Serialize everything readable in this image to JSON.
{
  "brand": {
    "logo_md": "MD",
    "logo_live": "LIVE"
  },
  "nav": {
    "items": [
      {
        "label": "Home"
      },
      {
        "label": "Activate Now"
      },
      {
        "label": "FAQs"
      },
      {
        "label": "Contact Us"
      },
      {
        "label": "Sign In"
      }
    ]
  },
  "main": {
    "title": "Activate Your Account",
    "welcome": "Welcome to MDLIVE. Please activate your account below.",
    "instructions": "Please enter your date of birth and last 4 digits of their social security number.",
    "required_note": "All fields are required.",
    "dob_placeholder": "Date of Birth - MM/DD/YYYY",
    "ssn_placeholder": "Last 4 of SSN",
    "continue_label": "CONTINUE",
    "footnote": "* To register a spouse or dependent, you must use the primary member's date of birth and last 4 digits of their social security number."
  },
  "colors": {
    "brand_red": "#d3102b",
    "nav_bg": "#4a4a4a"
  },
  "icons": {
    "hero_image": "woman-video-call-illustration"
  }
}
────
Return the lines above exactly, keeping every word.

#### Answer in full
Serialize everything readable in this image to JSON.
{
  "brand": {
    "logo_md": "MD",
    "logo_live": "LIVE"
  },
  "nav": {
    "items": [
      {
        "label": "Home"
      },
      {
        "label": "Activate Now"
      },
      {
        "label": "FAQs"
      },
      {
        "label": "Contact Us"
      },
      {
        "label": "Sign In"
      }
    ]
  },
  "main": {
    "title": "Activate Your Account",
    "welcome": "Welcome to MDLIVE. Please activate your account below.",
    "instructions": "Please enter your date of birth and last 4 digits of their social security number.",
    "required_note": "All fields are required.",
    "dob_placeholder": "Date of Birth - MM/DD/YYYY",
    "ssn_placeholder": "Last 4 of SSN",
    "continue_label": "CONTINUE",
    "footnote": "* To register a spouse or dependent, you must use the primary member's date of birth and last 4 digits of their social security number."
  },
  "colors": {
    "brand_red": "#d3102b",
    "nav_bg": "#4a4a4a"
  },
  "icons": {
    "hero_image": "woman-video-call-illustration"
  }
}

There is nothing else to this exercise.